• _Your goal_: Could you write out the records below exactly as they appear?

(Collected data entries)
────────────────────────────────────────
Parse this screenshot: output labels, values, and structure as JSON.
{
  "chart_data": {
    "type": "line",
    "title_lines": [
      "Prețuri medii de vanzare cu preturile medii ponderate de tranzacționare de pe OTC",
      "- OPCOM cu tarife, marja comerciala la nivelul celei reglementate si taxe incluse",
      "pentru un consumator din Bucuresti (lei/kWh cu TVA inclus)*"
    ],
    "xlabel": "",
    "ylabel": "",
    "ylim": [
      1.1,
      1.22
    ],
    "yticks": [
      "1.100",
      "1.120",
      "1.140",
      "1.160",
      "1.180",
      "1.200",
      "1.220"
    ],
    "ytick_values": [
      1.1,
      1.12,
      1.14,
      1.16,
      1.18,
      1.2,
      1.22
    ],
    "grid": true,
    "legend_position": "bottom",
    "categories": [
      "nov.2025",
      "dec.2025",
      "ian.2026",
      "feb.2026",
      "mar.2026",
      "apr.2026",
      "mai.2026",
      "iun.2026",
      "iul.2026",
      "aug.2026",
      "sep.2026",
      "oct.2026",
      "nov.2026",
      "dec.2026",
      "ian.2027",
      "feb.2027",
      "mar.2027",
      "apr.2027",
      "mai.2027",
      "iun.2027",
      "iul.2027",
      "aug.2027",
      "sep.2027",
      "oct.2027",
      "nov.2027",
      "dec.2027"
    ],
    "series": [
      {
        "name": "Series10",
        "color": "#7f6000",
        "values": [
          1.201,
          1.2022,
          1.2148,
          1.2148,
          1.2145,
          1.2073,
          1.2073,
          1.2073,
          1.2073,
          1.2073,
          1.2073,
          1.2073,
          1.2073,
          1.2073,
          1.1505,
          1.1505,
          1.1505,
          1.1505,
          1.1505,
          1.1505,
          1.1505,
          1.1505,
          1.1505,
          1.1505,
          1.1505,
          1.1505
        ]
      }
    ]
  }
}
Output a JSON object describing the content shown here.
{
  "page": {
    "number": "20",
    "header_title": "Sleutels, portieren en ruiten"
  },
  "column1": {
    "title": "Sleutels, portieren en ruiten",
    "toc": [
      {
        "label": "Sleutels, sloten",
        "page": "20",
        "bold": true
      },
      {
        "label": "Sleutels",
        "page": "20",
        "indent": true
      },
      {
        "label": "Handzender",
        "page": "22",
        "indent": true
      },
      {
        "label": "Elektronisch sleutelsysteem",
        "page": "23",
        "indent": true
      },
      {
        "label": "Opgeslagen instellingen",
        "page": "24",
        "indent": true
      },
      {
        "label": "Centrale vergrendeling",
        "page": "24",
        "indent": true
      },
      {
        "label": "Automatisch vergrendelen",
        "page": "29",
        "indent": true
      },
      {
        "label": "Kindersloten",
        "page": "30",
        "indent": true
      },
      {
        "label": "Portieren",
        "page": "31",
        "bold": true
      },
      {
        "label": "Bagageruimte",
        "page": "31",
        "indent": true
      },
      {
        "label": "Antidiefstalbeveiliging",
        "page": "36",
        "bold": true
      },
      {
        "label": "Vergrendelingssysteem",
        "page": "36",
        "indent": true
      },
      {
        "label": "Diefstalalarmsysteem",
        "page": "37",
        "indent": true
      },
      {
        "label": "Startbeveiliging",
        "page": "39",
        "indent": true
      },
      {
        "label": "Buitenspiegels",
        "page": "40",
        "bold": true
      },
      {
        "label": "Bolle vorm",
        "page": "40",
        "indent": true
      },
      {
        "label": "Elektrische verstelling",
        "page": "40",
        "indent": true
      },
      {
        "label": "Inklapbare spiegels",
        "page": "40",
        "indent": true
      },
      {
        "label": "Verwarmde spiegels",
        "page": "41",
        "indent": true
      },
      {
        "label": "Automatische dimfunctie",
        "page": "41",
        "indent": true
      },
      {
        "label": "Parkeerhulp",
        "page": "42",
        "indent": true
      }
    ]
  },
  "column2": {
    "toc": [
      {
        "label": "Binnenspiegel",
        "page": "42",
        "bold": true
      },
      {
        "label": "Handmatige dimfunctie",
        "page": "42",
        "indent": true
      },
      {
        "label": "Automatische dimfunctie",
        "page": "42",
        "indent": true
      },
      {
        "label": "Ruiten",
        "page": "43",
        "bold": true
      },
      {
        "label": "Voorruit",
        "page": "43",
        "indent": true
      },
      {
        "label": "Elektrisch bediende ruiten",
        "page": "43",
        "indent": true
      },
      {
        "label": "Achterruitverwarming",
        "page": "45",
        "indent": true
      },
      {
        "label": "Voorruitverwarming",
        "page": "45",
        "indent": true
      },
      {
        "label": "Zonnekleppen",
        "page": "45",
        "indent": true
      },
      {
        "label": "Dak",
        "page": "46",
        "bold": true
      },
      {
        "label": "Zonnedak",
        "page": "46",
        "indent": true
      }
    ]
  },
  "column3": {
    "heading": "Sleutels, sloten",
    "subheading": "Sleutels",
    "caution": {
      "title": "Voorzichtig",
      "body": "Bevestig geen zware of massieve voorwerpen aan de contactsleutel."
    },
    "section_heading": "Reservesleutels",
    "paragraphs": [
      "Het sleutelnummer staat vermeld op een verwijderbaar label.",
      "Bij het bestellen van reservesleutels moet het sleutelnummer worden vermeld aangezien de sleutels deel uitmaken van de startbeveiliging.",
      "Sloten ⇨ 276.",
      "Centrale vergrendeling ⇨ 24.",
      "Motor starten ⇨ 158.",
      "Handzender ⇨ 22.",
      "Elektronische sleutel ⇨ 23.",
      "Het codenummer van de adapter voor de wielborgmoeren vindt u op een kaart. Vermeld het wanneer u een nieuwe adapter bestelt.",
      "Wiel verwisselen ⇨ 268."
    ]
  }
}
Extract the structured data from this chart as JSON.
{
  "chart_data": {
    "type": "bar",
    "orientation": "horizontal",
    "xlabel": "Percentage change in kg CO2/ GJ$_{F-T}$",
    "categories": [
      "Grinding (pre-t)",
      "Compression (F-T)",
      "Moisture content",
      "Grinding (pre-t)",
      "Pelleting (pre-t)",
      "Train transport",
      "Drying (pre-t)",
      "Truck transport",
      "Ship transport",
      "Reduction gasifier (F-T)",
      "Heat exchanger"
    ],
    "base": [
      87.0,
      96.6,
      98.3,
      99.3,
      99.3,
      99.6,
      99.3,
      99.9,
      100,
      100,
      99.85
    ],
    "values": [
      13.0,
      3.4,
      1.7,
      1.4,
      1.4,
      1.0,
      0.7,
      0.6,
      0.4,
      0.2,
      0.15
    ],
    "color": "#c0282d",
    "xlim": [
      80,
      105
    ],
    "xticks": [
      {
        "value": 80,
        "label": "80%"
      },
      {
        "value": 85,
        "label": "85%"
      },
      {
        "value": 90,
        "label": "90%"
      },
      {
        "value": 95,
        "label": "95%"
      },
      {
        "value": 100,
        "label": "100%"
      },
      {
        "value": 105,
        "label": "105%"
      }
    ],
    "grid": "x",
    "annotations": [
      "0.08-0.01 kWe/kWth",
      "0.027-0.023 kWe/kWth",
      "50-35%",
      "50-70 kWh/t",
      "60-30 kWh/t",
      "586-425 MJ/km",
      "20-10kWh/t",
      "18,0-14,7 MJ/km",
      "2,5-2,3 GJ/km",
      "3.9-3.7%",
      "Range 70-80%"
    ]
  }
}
────────────────────────────────────────
• _Output for this exercise_:
Parse this screenshot: output labels, values, and structure as JSON.
{
  "chart_data": {
    "type": "line",
    "title_lines": [
      "Prețuri medii de vanzare cu preturile medii ponderate de tranzacționare de pe OTC",
      "- OPCOM cu tarife, marja comerciala la nivelul celei reglementate si taxe incluse",
      "pentru un consumator din Bucuresti (lei/kWh cu TVA inclus)*"
    ],
    "xlabel": "",
    "ylabel": "",
    "ylim": [
      1.1,
      1.22
    ],
    "yticks": [
      "1.100",
      "1.120",
      "1.140",
      "1.160",
      "1.180",
      "1.200",
      "1.220"
    ],
    "ytick_values": [
      1.1,
      1.12,
      1.14,
      1.16,
      1.18,
      1.2,
      1.22
    ],
    "grid": true,
    "legend_position": "bottom",
    "categories": [
      "nov.2025",
      "dec.2025",
      "ian.2026",
      "feb.2026",
      "mar.2026",
      "apr.2026",
      "mai.2026",
      "iun.2026",
      "iul.2026",
      "aug.2026",
      "sep.2026",
      "oct.2026",
      "nov.2026",
      "dec.2026",
      "ian.2027",
      "feb.2027",
      "mar.2027",
      "apr.2027",
      "mai.2027",
      "iun.2027",
      "iul.2027",
      "aug.2027",
      "sep.2027",
      "oct.2027",
      "nov.2027",
      "dec.2027"
    ],
    "series": [
      {
        "name": "Series10",
        "color": "#7f6000",
        "values": [
          1.201,
          1.2022,
          1.2148,
          1.2148,
          1.2145,
          1.2073,
          1.2073,
          1.2073,
          1.2073,
          1.2073,
          1.2073,
          1.2073,
          1.2073,
          1.2073,
          1.1505,
          1.1505,
          1.1505,
          1.1505,
          1.1505,
          1.1505,
          1.1505,
          1.1505,
          1.1505,
          1.1505,
          1.1505,
          1.1505
        ]
      }
    ]
  }
}
Output a JSON object describing the content shown here.
{
  "page": {
    "number": "20",
    "header_title": "Sleutels, portieren en ruiten"
  },
  "column1": {
    "title": "Sleutels, portieren en ruiten",
    "toc": [
      {
        "label": "Sleutels, sloten",
        "page": "20",
        "bold": true
      },
      {
        "label": "Sleutels",
        "page": "20",
        "indent": true
      },
      {
        "label": "Handzender",
        "page": "22",
        "indent": true
      },
      {
        "label": "Elektronisch sleutelsysteem",
        "page": "23",
        "indent": true
      },
      {
        "label": "Opgeslagen instellingen",
        "page": "24",
        "indent": true
      },
      {
        "label": "Centrale vergrendeling",
        "page": "24",
        "indent": true
      },
      {
        "label": "Automatisch vergrendelen",
        "page": "29",
        "indent": true
      },
      {
        "label": "Kindersloten",
        "page": "30",
        "indent": true
      },
      {
        "label": "Portieren",
        "page": "31",
        "bold": true
      },
      {
        "label": "Bagageruimte",
        "page": "31",
        "indent": true
      },
      {
        "label": "Antidiefstalbeveiliging",
        "page": "36",
        "bold": true
      },
      {
        "label": "Vergrendelingssysteem",
        "page": "36",
        "indent": true
      },
      {
        "label": "Diefstalalarmsysteem",
        "page": "37",
        "indent": true
      },
      {
        "label": "Startbeveiliging",
        "page": "39",
        "indent": true
      },
      {
        "label": "Buitenspiegels",
        "page": "40",
        "bold": true
      },
      {
        "label": "Bolle vorm",
        "page": "40",
        "indent": true
      },
      {
        "label": "Elektrische verstelling",
        "page": "40",
        "indent": true
      },
      {
        "label": "Inklapbare spiegels",
        "page": "40",
        "indent": true
      },
      {
        "label": "Verwarmde spiegels",
        "page": "41",
        "indent": true
      },
      {
        "label": "Automatische dimfunctie",
        "page": "41",
        "indent": true
      },
      {
        "label": "Parkeerhulp",
        "page": "42",
        "indent": true
      }
    ]
  },
  "column2": {
    "toc": [
      {
        "label": "Binnenspiegel",
        "page": "42",
        "bold": true
      },
      {
        "label": "Handmatige dimfunctie",
        "page": "42",
        "indent": true
      },
      {
        "label": "Automatische dimfunctie",
        "page": "42",
        "indent": true
      },
      {
        "label": "Ruiten",
        "page": "43",
        "bold": true
      },
      {
        "label": "Voorruit",
        "page": "43",
        "indent": true
      },
      {
        "label": "Elektrisch bediende ruiten",
        "page": "43",
        "indent": true
      },
      {
        "label": "Achterruitverwarming",
        "page": "45",
        "indent": true
      },
      {
        "label": "Voorruitverwarming",
        "page": "45",
        "indent": true
      },
      {
        "label": "Zonnekleppen",
        "page": "45",
        "indent": true
      },
      {
        "label": "Dak",
        "page": "46",
        "bold": true
      },
      {
        "label": "Zonnedak",
        "page": "46",
        "indent": true
      }
    ]
  },
  "column3": {
    "heading": "Sleutels, sloten",
    "subheading": "Sleutels",
    "caution": {
      "title": "Voorzichtig",
      "body": "Bevestig geen zware of massieve voorwerpen aan de contactsleutel."
    },
    "section_heading": "Reservesleutels",
    "paragraphs": [
      "Het sleutelnummer staat vermeld op een verwijderbaar label.",
      "Bij het bestellen van reservesleutels moet het sleutelnummer worden vermeld aangezien de sleutels deel uitmaken van de startbeveiliging.",
      "Sloten ⇨ 276.",
      "Centrale vergrendeling ⇨ 24.",
      "Motor starten ⇨ 158.",
      "Handzender ⇨ 22.",
      "Elektronische sleutel ⇨ 23.",
      "Het codenummer van de adapter voor de wielborgmoeren vindt u op een kaart. Vermeld het wanneer u een nieuwe adapter bestelt.",
      "Wiel verwisselen ⇨ 268."
    ]
  }
}
Extract the structured data from this chart as JSON.
{
  "chart_data": {
    "type": "bar",
    "orientation": "horizontal",
    "xlabel": "Percentage change in kg CO2/ GJ$_{F-T}$",
    "categories": [
      "Grinding (pre-t)",
      "Compression (F-T)",
      "Moisture content",
      "Grinding (pre-t)",
      "Pelleting (pre-t)",
      "Train transport",
      "Drying (pre-t)",
      "Truck transport",
      "Ship transport",
      "Reduction gasifier (F-T)",
      "Heat exchanger"
    ],
    "base": [
      87.0,
      96.6,
      98.3,
      99.3,
      99.3,
      99.6,
      99.3,
      99.9,
      100,
      100,
      99.85
    ],
    "values": [
      13.0,
      3.4,
      1.7,
      1.4,
      1.4,
      1.0,
      0.7,
      0.6,
      0.4,
      0.2,
      0.15
    ],
    "color": "#c0282d",
    "xlim": [
      80,
      105
    ],
    "xticks": [
      {
        "value": 80,
        "label": "80%"
      },
      {
        "value": 85,
        "label": "85%"
      },
      {
        "value": 90,
        "label": "90%"
      },
      {
        "value": 95,
        "label": "95%"
      },
      {
        "value": 100,
        "label": "100%"
      },
      {
        "value": 105,
        "label": "105%"
      }
    ],
    "grid": "x",
    "annotations": [
      "0.08-0.01 kWe/kWth",
      "0.027-0.023 kWe/kWth",
      "50-35%",
      "50-70 kWh/t",
      "60-30 kWh/t",
      "586-425 MJ/km",
      "20-10kWh/t",
      "18,0-14,7 MJ/km",
      "2,5-2,3 GJ/km",
      "3.9-3.7%",
      "Range 70-80%"
    ]
  }
}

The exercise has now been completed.